TASK OBJECTIVE:
Can you transcribe every entry word for word, skipping the images?
· · · · · · ·
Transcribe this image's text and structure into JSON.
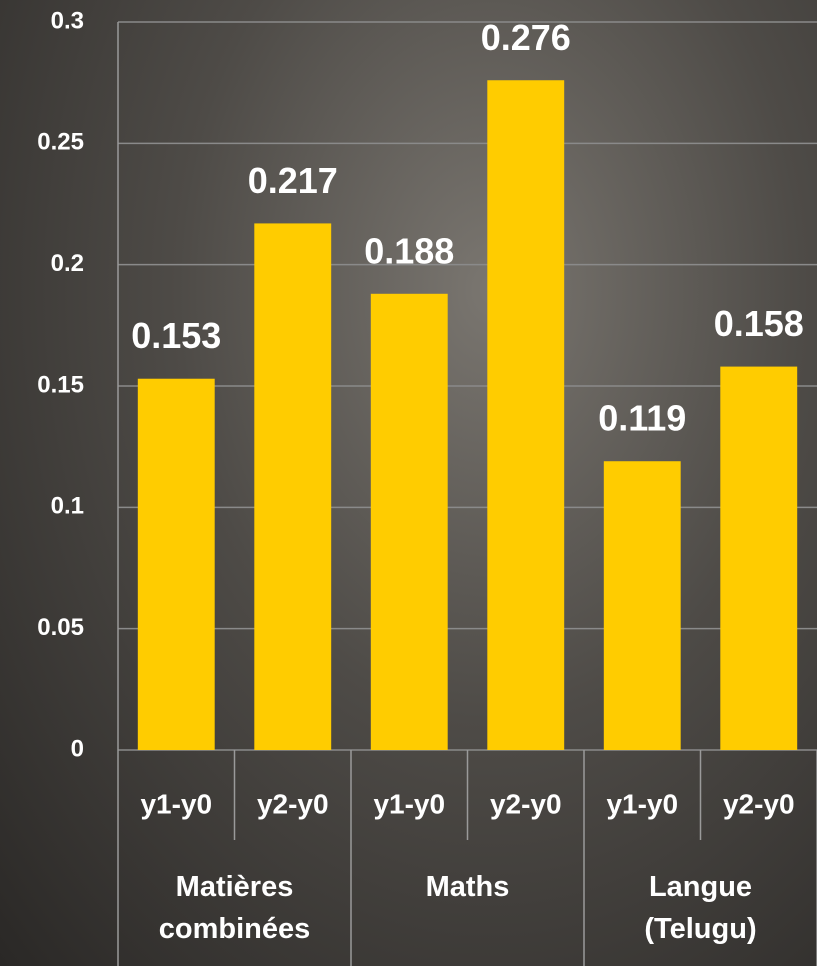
{
  "chart_data": {
    "type": "bar",
    "categories": [
      "y1-y0",
      "y2-y0",
      "y1-y0",
      "y2-y0",
      "y1-y0",
      "y2-y0"
    ],
    "groups": [
      "Matières combinées",
      "Maths",
      "Langue (Telugu)"
    ],
    "values": [
      0.153,
      0.217,
      0.188,
      0.276,
      0.119,
      0.158
    ],
    "color": "#ffcc00",
    "ylim": [
      0,
      0.3
    ],
    "yticks": [
      0,
      0.05,
      0.1,
      0.15,
      0.2,
      0.25,
      0.3
    ],
    "grid": true
  }
}
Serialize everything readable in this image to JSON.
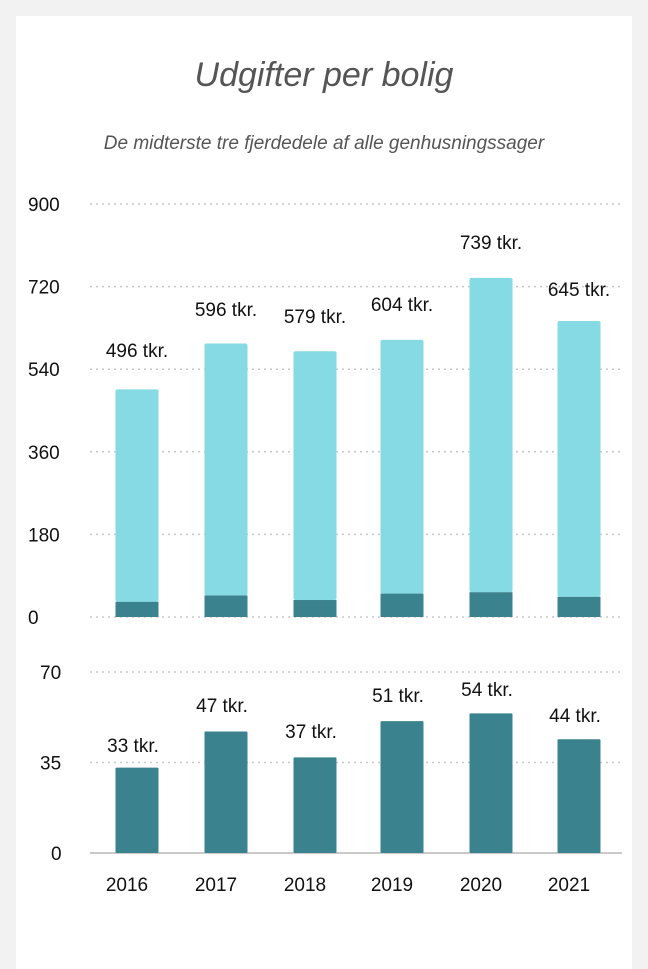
· · · · · · ·
EXERCISE OUTPUT:
Transcribe this image's text and structure into JSON.
{
  "chart_data": {
    "type": "bar",
    "categories": [
      "y1-y0",
      "y2-y0",
      "y1-y0",
      "y2-y0",
      "y1-y0",
      "y2-y0"
    ],
    "groups": [
      "Matières combinées",
      "Maths",
      "Langue (Telugu)"
    ],
    "values": [
      0.153,
      0.217,
      0.188,
      0.276,
      0.119,
      0.158
    ],
    "color": "#ffcc00",
    "ylim": [
      0,
      0.3
    ],
    "yticks": [
      0,
      0.05,
      0.1,
      0.15,
      0.2,
      0.25,
      0.3
    ],
    "grid": true
  }
}
Serialize everything readable in this image to JSON.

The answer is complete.